• _EXERCISE_
Repeat all the records exactly, omitting pictures.

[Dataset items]
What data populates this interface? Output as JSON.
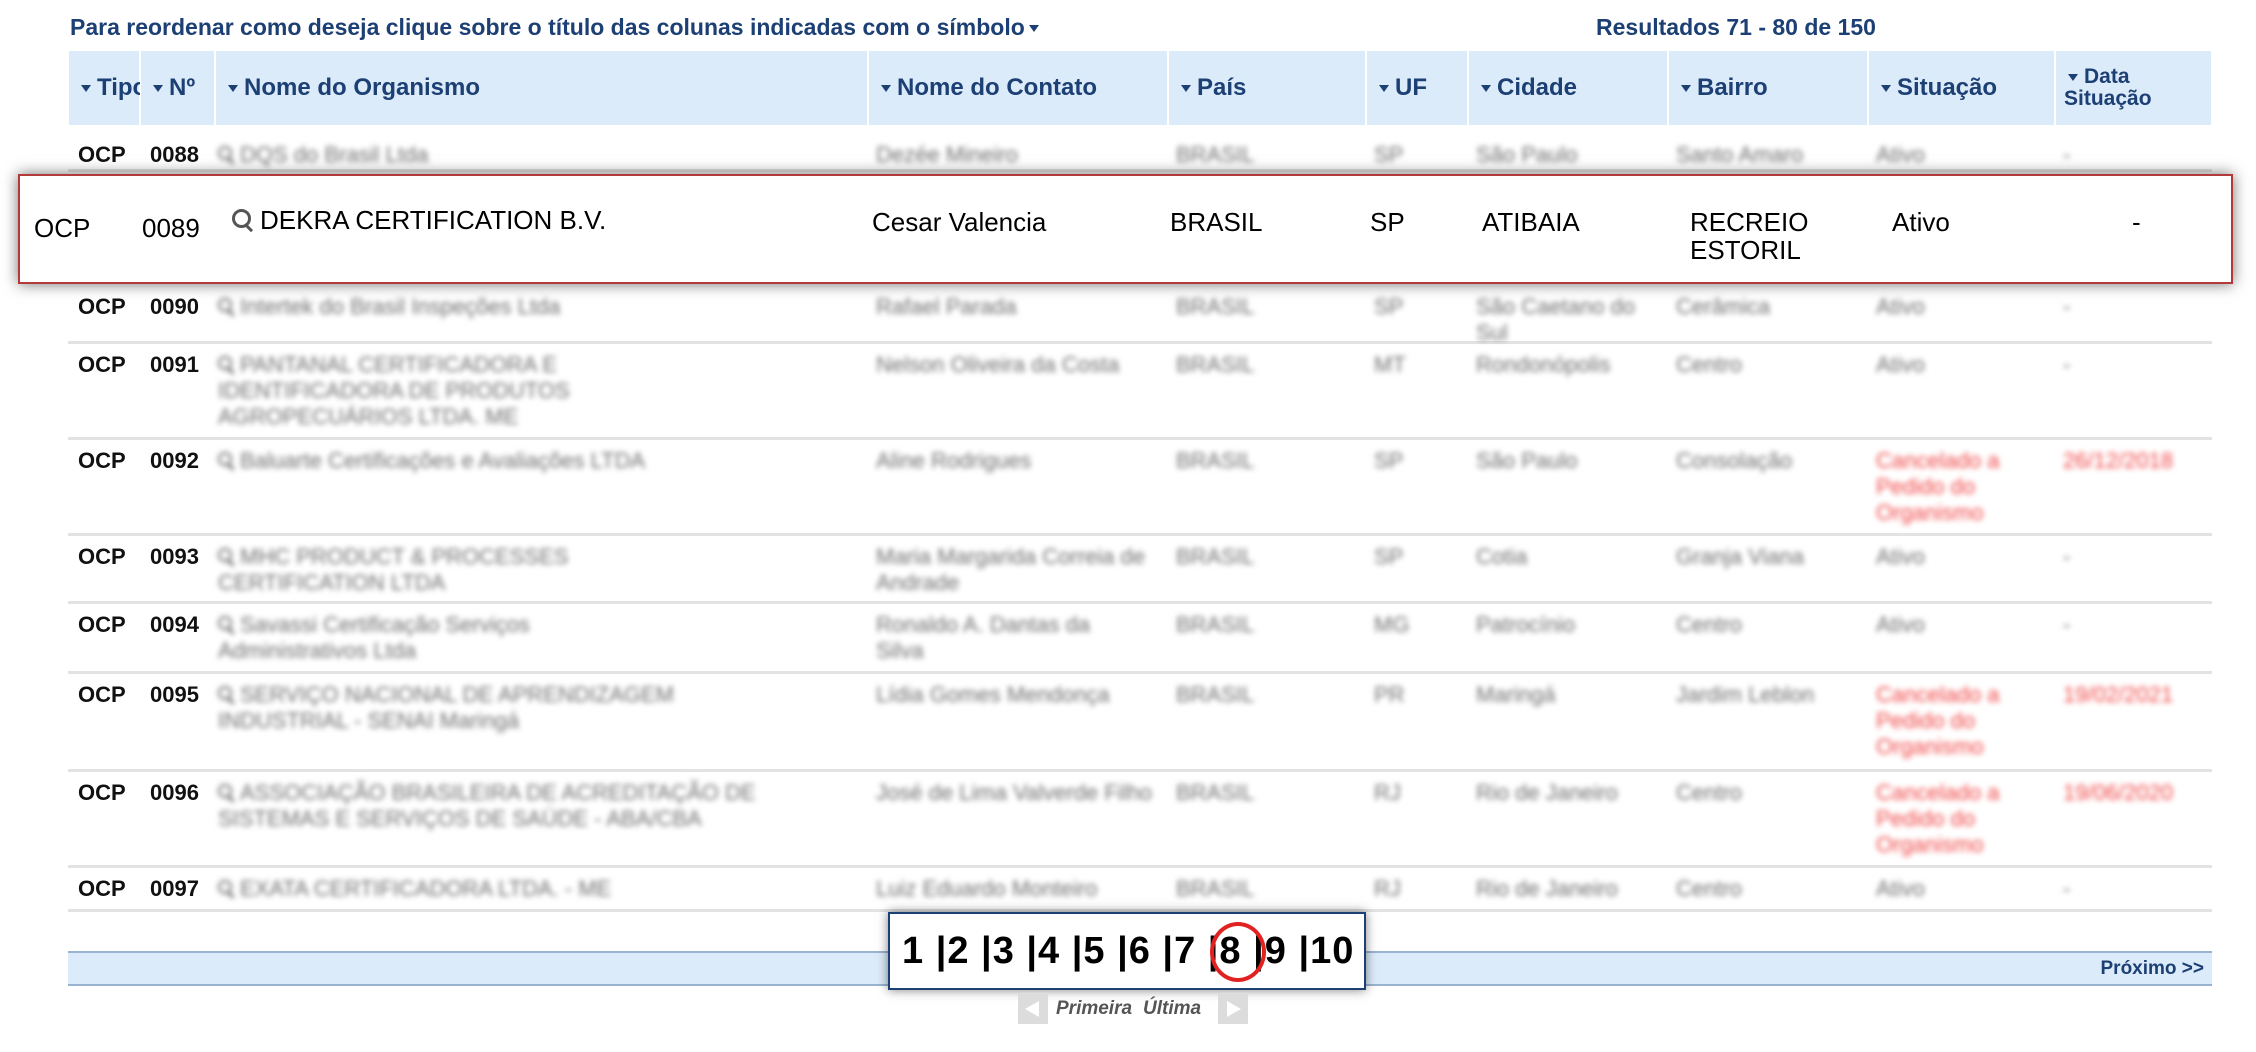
{
  "header_note": "Para reordenar como deseja clique sobre o título das colunas indicadas com o símbolo",
  "results": "Resultados 71 - 80 de 150",
  "columns": {
    "tipo": "Tipo",
    "numero": "Nº",
    "organismo": "Nome do Organismo",
    "contato": "Nome do Contato",
    "pais": "País",
    "uf": "UF",
    "cidade": "Cidade",
    "bairro": "Bairro",
    "situacao": "Situação",
    "data_line1": "Data",
    "data_line2": "Situação"
  },
  "highlighted": {
    "tipo": "OCP",
    "numero": "0089",
    "organismo": "DEKRA CERTIFICATION B.V.",
    "contato": "Cesar Valencia",
    "pais": "BRASIL",
    "uf": "SP",
    "cidade": "ATIBAIA",
    "bairro_line1": "RECREIO",
    "bairro_line2": "ESTORIL",
    "situacao": "Ativo",
    "data": "-"
  },
  "rows": [
    {
      "tipo": "OCP",
      "numero": "0088",
      "organismo": "DQS do Brasil Ltda",
      "contato": "Dezée Mineiro",
      "pais": "BRASIL",
      "uf": "SP",
      "cidade": "São Paulo",
      "bairro": "Santo Amaro",
      "situacao": "Ativo",
      "data": "-"
    },
    {
      "tipo": "OCP",
      "numero": "0090",
      "organismo": "Intertek do Brasil Inspeções Ltda",
      "contato": "Rafael Parada",
      "pais": "BRASIL",
      "uf": "SP",
      "cidade": "São Caetano do Sul",
      "bairro": "Cerâmica",
      "situacao": "Ativo",
      "data": "-"
    },
    {
      "tipo": "OCP",
      "numero": "0091",
      "organismo": "PANTANAL CERTIFICADORA E IDENTIFICADORA DE PRODUTOS AGROPECUÁRIOS LTDA. ME",
      "contato": "Nelson Oliveira da Costa",
      "pais": "BRASIL",
      "uf": "MT",
      "cidade": "Rondonópolis",
      "bairro": "Centro",
      "situacao": "Ativo",
      "data": "-"
    },
    {
      "tipo": "OCP",
      "numero": "0092",
      "organismo": "Baluarte Certificações e Avaliações LTDA",
      "contato": "Aline Rodrigues",
      "pais": "BRASIL",
      "uf": "SP",
      "cidade": "São Paulo",
      "bairro": "Consolação",
      "situacao": "Cancelado a Pedido do Organismo",
      "data": "26/12/2018"
    },
    {
      "tipo": "OCP",
      "numero": "0093",
      "organismo": "MHC PRODUCT & PROCESSES CERTIFICATION LTDA",
      "contato": "Maria Margarida Correia de Andrade",
      "pais": "BRASIL",
      "uf": "SP",
      "cidade": "Cotia",
      "bairro": "Granja Viana",
      "situacao": "Ativo",
      "data": "-"
    },
    {
      "tipo": "OCP",
      "numero": "0094",
      "organismo": "Savassi Certificação Serviços Administrativos Ltda",
      "contato": "Ronaldo A. Dantas da Silva",
      "pais": "BRASIL",
      "uf": "MG",
      "cidade": "Patrocínio",
      "bairro": "Centro",
      "situacao": "Ativo",
      "data": "-"
    },
    {
      "tipo": "OCP",
      "numero": "0095",
      "organismo": "SERVIÇO NACIONAL DE APRENDIZAGEM INDUSTRIAL - SENAI Maringá",
      "contato": "Lídia Gomes Mendonça",
      "pais": "BRASIL",
      "uf": "PR",
      "cidade": "Maringá",
      "bairro": "Jardim Leblon",
      "situacao": "Cancelado a Pedido do Organismo",
      "data": "19/02/2021"
    },
    {
      "tipo": "OCP",
      "numero": "0096",
      "organismo": "ASSOCIAÇÃO BRASILEIRA DE ACREDITAÇÃO DE SISTEMAS E SERVIÇOS DE SAÚDE - ABA/CBA",
      "contato": "José de Lima Valverde Filho",
      "pais": "BRASIL",
      "uf": "RJ",
      "cidade": "Rio de Janeiro",
      "bairro": "Centro",
      "situacao": "Cancelado a Pedido do Organismo",
      "data": "19/06/2020"
    },
    {
      "tipo": "OCP",
      "numero": "0097",
      "organismo": "EXATA CERTIFICADORA LTDA. - ME",
      "contato": "Luiz Eduardo Monteiro",
      "pais": "BRASIL",
      "uf": "RJ",
      "cidade": "Rio de Janeiro",
      "bairro": "Centro",
      "situacao": "Ativo",
      "data": "-"
    }
  ],
  "pager": {
    "pages": [
      "1",
      "2",
      "3",
      "4",
      "5",
      "6",
      "7",
      "8",
      "9",
      "10"
    ],
    "selected": "8",
    "next": "Próximo >>",
    "first": "Primeira",
    "last": "Última"
  },
  "colors": {
    "header_bg": "#dcebfa",
    "header_text": "#1c3f74",
    "cancelled": "#f04545",
    "highlight_border": "#b33a3a",
    "circle": "#e12222"
  }
}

• _ANSWER TO THE EXERCISE_
What data populates this interface? Output as JSON.
{
  "header_note": "Para reordenar como deseja clique sobre o título das colunas indicadas com o símbolo",
  "results": "Resultados 71 - 80 de 150",
  "columns": {
    "tipo": "Tipo",
    "numero": "Nº",
    "organismo": "Nome do Organismo",
    "contato": "Nome do Contato",
    "pais": "País",
    "uf": "UF",
    "cidade": "Cidade",
    "bairro": "Bairro",
    "situacao": "Situação",
    "data_line1": "Data",
    "data_line2": "Situação"
  },
  "highlighted": {
    "tipo": "OCP",
    "numero": "0089",
    "organismo": "DEKRA CERTIFICATION B.V.",
    "contato": "Cesar Valencia",
    "pais": "BRASIL",
    "uf": "SP",
    "cidade": "ATIBAIA",
    "bairro_line1": "RECREIO",
    "bairro_line2": "ESTORIL",
    "situacao": "Ativo",
    "data": "-"
  },
  "rows": [
    {
      "tipo": "OCP",
      "numero": "0088",
      "organismo": "DQS do Brasil Ltda",
      "contato": "Dezée Mineiro",
      "pais": "BRASIL",
      "uf": "SP",
      "cidade": "São Paulo",
      "bairro": "Santo Amaro",
      "situacao": "Ativo",
      "data": "-"
    },
    {
      "tipo": "OCP",
      "numero": "0090",
      "organismo": "Intertek do Brasil Inspeções Ltda",
      "contato": "Rafael Parada",
      "pais": "BRASIL",
      "uf": "SP",
      "cidade": "São Caetano do Sul",
      "bairro": "Cerâmica",
      "situacao": "Ativo",
      "data": "-"
    },
    {
      "tipo": "OCP",
      "numero": "0091",
      "organismo": "PANTANAL CERTIFICADORA E IDENTIFICADORA DE PRODUTOS AGROPECUÁRIOS LTDA. ME",
      "contato": "Nelson Oliveira da Costa",
      "pais": "BRASIL",
      "uf": "MT",
      "cidade": "Rondonópolis",
      "bairro": "Centro",
      "situacao": "Ativo",
      "data": "-"
    },
    {
      "tipo": "OCP",
      "numero": "0092",
      "organismo": "Baluarte Certificações e Avaliações LTDA",
      "contato": "Aline Rodrigues",
      "pais": "BRASIL",
      "uf": "SP",
      "cidade": "São Paulo",
      "bairro": "Consolação",
      "situacao": "Cancelado a Pedido do Organismo",
      "data": "26/12/2018"
    },
    {
      "tipo": "OCP",
      "numero": "0093",
      "organismo": "MHC PRODUCT & PROCESSES CERTIFICATION LTDA",
      "contato": "Maria Margarida Correia de Andrade",
      "pais": "BRASIL",
      "uf": "SP",
      "cidade": "Cotia",
      "bairro": "Granja Viana",
      "situacao": "Ativo",
      "data": "-"
    },
    {
      "tipo": "OCP",
      "numero": "0094",
      "organismo": "Savassi Certificação Serviços Administrativos Ltda",
      "contato": "Ronaldo A. Dantas da Silva",
      "pais": "BRASIL",
      "uf": "MG",
      "cidade": "Patrocínio",
      "bairro": "Centro",
      "situacao": "Ativo",
      "data": "-"
    },
    {
      "tipo": "OCP",
      "numero": "0095",
      "organismo": "SERVIÇO NACIONAL DE APRENDIZAGEM INDUSTRIAL - SENAI Maringá",
      "contato": "Lídia Gomes Mendonça",
      "pais": "BRASIL",
      "uf": "PR",
      "cidade": "Maringá",
      "bairro": "Jardim Leblon",
      "situacao": "Cancelado a Pedido do Organismo",
      "data": "19/02/2021"
    },
    {
      "tipo": "OCP",
      "numero": "0096",
      "organismo": "ASSOCIAÇÃO BRASILEIRA DE ACREDITAÇÃO DE SISTEMAS E SERVIÇOS DE SAÚDE - ABA/CBA",
      "contato": "José de Lima Valverde Filho",
      "pais": "BRASIL",
      "uf": "RJ",
      "cidade": "Rio de Janeiro",
      "bairro": "Centro",
      "situacao": "Cancelado a Pedido do Organismo",
      "data": "19/06/2020"
    },
    {
      "tipo": "OCP",
      "numero": "0097",
      "organismo": "EXATA CERTIFICADORA LTDA. - ME",
      "contato": "Luiz Eduardo Monteiro",
      "pais": "BRASIL",
      "uf": "RJ",
      "cidade": "Rio de Janeiro",
      "bairro": "Centro",
      "situacao": "Ativo",
      "data": "-"
    }
  ],
  "pager": {
    "pages": [
      "1",
      "2",
      "3",
      "4",
      "5",
      "6",
      "7",
      "8",
      "9",
      "10"
    ],
    "selected": "8",
    "next": "Próximo >>",
    "first": "Primeira",
    "last": "Última"
  },
  "colors": {
    "header_bg": "#dcebfa",
    "header_text": "#1c3f74",
    "cancelled": "#f04545",
    "highlight_border": "#b33a3a",
    "circle": "#e12222"
  }
}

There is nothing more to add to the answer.